*Dataset excerpts:*
• • • • • • •
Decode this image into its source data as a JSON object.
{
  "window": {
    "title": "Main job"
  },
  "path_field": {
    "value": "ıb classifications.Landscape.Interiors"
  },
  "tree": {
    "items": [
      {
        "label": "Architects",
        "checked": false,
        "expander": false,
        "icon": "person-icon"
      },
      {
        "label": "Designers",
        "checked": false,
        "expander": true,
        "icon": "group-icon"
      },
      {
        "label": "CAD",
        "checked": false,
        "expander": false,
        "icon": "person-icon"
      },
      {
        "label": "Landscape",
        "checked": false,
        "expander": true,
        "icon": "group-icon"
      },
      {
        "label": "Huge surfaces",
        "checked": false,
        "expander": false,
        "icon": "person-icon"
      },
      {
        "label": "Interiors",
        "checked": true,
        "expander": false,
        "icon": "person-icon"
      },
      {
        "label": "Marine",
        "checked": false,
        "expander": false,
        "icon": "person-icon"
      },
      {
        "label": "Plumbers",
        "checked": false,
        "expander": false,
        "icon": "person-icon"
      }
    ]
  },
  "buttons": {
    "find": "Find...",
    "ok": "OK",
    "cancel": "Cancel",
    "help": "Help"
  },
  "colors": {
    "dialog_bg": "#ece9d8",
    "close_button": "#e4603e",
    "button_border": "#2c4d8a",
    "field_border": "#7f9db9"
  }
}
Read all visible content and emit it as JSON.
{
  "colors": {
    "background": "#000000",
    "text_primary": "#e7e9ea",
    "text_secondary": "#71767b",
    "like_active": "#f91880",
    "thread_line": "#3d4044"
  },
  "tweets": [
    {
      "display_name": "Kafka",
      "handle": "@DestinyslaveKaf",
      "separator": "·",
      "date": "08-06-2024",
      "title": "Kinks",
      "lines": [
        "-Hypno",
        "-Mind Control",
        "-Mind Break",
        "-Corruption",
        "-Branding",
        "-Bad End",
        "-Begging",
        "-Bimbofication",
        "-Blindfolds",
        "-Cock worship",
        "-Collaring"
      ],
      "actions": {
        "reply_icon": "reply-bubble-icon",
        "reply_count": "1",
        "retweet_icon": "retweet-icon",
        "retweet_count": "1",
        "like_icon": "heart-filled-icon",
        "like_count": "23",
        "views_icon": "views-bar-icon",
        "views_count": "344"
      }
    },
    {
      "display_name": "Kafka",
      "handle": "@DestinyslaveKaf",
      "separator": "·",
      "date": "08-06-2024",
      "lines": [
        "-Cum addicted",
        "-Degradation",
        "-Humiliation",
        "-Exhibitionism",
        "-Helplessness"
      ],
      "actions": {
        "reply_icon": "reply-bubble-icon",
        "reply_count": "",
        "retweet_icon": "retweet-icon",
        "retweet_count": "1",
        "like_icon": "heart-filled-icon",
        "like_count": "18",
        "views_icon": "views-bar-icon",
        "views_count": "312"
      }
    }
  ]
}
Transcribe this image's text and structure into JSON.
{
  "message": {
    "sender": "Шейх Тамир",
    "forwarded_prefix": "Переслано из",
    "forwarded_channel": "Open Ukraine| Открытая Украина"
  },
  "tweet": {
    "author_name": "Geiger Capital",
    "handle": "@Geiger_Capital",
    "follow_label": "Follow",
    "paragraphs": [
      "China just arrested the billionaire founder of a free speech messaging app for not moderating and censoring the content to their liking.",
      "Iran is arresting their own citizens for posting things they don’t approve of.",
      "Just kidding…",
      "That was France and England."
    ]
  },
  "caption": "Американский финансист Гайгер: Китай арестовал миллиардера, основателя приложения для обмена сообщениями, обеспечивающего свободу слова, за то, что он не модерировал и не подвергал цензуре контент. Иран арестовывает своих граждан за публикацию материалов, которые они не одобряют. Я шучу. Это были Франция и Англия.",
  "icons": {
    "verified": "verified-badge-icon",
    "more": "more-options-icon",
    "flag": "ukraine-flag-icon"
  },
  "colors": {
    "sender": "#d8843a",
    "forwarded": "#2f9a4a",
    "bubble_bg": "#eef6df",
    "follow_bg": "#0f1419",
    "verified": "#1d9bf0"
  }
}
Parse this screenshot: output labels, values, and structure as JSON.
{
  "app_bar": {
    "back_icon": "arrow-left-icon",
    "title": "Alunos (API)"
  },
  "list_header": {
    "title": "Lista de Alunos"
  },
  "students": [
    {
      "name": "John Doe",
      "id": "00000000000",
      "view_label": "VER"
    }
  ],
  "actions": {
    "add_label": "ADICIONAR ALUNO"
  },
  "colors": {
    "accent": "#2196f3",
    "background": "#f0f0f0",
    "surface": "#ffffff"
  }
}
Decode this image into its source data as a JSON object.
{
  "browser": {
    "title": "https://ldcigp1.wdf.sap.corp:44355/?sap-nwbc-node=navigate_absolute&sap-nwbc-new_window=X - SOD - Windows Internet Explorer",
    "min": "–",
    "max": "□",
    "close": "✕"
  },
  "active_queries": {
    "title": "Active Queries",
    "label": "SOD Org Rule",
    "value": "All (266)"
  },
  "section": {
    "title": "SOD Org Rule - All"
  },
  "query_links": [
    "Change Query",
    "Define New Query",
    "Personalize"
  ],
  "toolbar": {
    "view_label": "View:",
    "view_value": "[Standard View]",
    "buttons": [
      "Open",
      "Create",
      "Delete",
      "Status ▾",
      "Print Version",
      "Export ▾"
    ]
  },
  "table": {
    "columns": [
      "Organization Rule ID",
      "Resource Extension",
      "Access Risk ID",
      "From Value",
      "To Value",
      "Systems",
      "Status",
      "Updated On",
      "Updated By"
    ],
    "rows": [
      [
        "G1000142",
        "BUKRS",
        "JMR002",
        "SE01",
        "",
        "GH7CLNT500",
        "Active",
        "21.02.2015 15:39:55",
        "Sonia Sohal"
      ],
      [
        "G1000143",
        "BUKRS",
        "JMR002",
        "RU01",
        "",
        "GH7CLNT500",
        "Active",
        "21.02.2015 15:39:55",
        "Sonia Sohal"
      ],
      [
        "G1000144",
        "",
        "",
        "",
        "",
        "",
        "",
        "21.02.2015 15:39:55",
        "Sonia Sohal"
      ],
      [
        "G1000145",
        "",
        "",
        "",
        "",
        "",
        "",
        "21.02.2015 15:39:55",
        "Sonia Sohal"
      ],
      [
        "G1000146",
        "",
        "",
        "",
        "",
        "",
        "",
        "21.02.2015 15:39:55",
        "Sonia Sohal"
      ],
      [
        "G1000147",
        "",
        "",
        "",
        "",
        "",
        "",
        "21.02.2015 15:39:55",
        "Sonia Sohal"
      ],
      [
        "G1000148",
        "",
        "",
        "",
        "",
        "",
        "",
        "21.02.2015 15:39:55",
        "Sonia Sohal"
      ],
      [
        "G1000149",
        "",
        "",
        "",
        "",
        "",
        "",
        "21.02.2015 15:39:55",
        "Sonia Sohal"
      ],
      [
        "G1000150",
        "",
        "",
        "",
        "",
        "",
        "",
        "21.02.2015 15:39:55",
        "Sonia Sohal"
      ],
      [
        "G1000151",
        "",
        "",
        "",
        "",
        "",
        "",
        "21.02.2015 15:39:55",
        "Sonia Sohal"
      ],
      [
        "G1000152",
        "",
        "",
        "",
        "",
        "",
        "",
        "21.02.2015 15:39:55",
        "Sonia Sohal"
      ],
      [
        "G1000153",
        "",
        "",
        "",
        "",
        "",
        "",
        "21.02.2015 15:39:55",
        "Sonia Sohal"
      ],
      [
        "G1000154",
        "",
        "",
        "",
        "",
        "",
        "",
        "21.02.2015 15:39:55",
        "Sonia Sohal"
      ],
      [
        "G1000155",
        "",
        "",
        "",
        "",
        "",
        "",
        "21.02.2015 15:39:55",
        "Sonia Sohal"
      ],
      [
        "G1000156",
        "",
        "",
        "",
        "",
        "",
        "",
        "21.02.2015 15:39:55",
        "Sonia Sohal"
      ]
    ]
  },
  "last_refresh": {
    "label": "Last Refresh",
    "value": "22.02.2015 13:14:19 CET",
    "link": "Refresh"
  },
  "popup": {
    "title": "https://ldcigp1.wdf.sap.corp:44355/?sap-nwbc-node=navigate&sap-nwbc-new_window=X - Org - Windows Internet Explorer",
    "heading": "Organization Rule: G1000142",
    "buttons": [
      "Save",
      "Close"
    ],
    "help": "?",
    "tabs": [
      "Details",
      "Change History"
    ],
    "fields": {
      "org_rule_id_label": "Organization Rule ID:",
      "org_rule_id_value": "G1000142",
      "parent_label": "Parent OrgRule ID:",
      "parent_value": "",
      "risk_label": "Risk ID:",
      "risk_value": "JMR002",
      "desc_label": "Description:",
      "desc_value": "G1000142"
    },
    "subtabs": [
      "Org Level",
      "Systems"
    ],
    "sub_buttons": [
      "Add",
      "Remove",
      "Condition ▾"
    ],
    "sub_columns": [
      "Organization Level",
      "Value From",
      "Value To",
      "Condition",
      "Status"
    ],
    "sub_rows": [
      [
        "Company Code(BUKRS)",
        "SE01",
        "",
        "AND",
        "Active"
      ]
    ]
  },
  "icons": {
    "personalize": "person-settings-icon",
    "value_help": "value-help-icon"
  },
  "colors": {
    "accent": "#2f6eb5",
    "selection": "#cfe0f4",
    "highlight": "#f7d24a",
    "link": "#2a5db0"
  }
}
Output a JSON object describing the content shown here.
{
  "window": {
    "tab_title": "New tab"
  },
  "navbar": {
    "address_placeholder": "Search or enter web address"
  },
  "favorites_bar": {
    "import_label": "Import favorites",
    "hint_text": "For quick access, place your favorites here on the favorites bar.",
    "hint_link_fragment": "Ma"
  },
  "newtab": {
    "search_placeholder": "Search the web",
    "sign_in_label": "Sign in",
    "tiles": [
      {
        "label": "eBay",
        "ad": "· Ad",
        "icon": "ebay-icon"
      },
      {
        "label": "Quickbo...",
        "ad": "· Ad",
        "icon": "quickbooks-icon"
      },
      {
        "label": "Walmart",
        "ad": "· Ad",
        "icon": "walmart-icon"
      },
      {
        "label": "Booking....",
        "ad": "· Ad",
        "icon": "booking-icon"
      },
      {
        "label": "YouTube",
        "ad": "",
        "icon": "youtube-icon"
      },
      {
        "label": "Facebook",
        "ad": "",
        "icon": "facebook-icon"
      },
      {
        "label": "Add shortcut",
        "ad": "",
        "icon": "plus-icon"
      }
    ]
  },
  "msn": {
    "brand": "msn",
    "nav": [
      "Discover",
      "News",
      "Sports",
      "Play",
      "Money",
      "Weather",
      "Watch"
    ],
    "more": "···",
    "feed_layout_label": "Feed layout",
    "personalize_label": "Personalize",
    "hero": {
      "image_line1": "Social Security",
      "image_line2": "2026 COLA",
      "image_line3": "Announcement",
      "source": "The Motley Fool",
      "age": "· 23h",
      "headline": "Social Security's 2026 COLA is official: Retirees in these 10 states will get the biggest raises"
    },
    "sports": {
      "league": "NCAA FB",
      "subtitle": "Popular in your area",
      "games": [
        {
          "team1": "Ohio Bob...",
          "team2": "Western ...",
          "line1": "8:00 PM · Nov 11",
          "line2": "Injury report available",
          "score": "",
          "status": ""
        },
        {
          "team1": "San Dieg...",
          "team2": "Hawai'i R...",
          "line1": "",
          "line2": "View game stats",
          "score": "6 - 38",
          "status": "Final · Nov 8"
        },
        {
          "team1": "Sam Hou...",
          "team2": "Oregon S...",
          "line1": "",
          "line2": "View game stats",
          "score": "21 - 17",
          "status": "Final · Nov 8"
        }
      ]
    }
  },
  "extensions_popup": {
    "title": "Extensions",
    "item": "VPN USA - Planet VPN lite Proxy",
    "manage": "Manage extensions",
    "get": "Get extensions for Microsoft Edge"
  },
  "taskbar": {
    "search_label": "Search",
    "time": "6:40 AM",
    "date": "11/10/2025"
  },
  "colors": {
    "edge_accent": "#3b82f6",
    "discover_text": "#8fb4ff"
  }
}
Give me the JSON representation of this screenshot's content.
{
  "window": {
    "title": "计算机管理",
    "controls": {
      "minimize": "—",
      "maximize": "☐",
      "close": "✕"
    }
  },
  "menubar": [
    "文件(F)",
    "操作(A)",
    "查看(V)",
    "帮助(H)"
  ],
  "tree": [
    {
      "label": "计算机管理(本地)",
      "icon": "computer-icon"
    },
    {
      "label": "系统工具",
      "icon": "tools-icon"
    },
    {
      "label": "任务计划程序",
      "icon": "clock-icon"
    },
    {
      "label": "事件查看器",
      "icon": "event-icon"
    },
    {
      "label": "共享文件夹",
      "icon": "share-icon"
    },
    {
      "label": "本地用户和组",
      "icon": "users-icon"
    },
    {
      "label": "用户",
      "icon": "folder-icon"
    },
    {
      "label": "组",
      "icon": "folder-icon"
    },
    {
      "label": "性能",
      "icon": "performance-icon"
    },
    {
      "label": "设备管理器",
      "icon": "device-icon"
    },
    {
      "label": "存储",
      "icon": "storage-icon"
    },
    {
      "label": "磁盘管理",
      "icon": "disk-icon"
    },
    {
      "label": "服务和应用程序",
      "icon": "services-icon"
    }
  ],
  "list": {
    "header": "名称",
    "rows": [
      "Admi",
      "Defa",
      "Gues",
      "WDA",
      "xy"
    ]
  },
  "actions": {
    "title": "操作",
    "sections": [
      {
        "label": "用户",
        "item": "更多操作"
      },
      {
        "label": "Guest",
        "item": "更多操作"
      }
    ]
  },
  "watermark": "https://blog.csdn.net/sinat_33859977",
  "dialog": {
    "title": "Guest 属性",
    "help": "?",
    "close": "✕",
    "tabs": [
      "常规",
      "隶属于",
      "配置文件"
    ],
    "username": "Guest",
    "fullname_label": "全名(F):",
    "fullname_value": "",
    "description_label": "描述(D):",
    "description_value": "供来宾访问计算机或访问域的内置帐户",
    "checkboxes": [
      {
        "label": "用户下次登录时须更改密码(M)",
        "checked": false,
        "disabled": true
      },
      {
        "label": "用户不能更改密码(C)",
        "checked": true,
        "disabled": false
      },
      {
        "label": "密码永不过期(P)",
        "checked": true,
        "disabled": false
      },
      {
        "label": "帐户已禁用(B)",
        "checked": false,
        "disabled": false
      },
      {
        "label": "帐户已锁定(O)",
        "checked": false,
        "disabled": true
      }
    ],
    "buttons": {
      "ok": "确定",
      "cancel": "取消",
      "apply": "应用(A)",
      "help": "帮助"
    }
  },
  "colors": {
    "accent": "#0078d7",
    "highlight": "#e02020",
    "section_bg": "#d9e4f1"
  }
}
• • • • • • •
*What this task involves:* Copy each line above that contains the string "Windows".

*The result:*
    "title": "https://ldcigp1.wdf.sap.corp:44355/?sap-nwbc-node=navigate_absolute&sap-nwbc-new_window=X - SOD - Windows Internet Explorer",
    "title": "https://ldcigp1.wdf.sap.corp:44355/?sap-nwbc-node=navigate&sap-nwbc-new_window=X - Org - Windows Internet Explorer",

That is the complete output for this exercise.